### WORK TO BE COMPLETED
Select and reproduce each line of the listing below that bears the string "suspend".

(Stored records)

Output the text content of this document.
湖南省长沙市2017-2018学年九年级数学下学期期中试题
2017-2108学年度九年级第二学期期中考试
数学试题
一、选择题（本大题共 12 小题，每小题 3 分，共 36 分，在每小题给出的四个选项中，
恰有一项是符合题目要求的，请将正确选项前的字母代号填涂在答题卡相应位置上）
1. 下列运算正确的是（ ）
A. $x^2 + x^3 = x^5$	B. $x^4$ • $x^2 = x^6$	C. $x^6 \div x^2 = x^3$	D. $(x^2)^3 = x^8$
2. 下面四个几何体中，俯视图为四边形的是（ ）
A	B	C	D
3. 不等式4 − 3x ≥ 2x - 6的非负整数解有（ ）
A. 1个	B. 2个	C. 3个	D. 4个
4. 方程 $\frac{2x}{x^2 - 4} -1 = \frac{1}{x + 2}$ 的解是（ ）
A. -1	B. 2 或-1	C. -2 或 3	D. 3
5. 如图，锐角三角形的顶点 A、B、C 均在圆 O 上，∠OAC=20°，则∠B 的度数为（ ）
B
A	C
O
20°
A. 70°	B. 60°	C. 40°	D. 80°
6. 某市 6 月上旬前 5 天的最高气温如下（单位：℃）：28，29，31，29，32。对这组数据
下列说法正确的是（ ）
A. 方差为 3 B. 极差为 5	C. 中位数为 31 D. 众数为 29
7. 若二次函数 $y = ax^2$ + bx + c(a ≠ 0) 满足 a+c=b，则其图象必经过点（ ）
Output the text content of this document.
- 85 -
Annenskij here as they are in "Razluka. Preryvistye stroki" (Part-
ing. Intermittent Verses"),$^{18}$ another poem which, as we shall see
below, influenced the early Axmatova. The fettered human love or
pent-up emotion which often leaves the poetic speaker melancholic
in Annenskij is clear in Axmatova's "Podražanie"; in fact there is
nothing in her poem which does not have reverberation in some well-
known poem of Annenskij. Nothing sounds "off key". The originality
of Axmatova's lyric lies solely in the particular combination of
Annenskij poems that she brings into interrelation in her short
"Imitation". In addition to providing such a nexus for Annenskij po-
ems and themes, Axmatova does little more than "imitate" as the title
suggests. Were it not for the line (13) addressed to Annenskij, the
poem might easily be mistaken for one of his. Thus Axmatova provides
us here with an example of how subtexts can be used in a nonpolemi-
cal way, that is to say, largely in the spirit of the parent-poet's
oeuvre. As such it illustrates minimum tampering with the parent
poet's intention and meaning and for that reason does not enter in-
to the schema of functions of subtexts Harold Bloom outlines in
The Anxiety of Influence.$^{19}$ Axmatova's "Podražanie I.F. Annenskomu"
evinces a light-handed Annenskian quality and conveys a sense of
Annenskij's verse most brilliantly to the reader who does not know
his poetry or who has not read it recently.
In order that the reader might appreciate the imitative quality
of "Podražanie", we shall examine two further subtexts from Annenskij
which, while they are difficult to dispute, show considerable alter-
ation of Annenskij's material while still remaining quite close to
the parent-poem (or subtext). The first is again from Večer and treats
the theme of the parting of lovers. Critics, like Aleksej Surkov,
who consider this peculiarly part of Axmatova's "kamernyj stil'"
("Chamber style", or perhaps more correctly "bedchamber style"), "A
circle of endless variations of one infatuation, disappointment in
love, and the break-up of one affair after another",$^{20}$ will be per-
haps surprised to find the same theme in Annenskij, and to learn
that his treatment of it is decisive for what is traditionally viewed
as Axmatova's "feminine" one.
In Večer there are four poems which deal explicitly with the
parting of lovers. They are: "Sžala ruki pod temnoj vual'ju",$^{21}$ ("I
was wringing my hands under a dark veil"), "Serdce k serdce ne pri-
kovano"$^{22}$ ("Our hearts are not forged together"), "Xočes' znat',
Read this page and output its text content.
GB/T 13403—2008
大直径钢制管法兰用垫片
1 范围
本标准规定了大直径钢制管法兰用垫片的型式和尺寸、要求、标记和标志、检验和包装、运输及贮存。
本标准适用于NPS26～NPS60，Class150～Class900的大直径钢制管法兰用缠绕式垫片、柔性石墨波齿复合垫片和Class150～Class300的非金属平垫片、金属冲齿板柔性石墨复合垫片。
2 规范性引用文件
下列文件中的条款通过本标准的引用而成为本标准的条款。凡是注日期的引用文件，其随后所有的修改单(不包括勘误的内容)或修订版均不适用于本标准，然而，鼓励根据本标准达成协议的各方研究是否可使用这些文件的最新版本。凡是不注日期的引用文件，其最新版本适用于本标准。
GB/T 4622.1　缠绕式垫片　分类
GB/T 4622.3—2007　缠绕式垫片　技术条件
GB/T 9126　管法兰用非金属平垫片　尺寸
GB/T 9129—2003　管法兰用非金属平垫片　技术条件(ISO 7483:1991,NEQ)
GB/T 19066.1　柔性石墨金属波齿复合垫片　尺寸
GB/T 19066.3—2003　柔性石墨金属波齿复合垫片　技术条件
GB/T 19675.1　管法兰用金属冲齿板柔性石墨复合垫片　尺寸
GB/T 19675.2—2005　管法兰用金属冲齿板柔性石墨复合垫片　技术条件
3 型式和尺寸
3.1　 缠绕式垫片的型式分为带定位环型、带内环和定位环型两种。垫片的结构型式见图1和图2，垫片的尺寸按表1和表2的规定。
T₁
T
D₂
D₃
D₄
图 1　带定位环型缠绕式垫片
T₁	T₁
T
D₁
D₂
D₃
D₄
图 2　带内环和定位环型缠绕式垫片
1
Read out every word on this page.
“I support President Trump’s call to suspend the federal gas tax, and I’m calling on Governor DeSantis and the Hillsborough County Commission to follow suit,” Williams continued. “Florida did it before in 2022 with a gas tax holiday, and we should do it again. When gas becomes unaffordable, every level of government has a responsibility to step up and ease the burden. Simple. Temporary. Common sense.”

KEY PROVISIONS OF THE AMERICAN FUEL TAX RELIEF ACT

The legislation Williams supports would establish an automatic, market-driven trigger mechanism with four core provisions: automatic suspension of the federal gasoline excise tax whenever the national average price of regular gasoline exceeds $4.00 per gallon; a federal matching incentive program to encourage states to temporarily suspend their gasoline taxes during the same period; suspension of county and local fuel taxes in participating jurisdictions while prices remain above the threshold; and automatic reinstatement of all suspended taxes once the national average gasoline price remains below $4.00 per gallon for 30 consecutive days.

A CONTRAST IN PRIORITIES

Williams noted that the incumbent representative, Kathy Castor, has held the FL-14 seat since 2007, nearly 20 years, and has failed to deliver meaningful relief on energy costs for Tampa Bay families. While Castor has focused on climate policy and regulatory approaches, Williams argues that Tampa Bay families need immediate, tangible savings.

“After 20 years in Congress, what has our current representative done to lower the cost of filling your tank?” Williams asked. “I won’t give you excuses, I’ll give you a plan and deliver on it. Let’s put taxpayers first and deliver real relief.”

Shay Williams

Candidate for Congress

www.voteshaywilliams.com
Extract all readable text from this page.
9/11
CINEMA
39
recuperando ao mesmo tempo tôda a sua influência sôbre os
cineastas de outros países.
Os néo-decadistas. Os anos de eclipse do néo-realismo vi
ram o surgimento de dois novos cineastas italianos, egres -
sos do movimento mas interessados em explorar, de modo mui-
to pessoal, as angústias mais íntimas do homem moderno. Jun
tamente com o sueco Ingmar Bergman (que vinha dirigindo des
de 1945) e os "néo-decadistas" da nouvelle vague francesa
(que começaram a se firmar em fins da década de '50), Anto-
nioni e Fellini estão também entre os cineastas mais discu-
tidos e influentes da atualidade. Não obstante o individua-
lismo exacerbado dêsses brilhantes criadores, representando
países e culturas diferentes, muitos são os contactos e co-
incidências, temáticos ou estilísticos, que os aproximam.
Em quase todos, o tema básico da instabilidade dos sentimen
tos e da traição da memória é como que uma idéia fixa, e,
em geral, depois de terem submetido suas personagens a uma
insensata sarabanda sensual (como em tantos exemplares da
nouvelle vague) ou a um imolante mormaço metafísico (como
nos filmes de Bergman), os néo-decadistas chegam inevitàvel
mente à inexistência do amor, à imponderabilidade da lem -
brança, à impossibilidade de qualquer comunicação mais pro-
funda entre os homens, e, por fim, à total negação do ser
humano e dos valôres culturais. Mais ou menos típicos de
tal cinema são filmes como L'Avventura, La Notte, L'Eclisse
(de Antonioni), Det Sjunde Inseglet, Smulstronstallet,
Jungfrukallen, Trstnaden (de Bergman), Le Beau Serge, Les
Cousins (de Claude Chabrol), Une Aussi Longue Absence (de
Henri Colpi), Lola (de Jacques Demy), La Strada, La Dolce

### RESULT OF THE TASK
“I support President Trump’s call to suspend the federal gas tax, and I’m calling on Governor DeSantis and the Hillsborough County Commission to follow suit,” Williams continued. “Florida did it before in 2022 with a gas tax holiday, and we should do it again. When gas becomes unaffordable, every level of government has a responsibility to step up and ease the burden. Simple. Temporary. Common sense.”
The legislation Williams supports would establish an automatic, market-driven trigger mechanism with four core provisions: automatic suspension of the federal gasoline excise tax whenever the national average price of regular gasoline exceeds $4.00 per gallon; a federal matching incentive program to encourage states to temporarily suspend their gasoline taxes during the same period; suspension of county and local fuel taxes in participating jurisdictions while prices remain above the threshold; and automatic reinstatement of all suspended taxes once the national average gasoline price remains below $4.00 per gallon for 30 consecutive days.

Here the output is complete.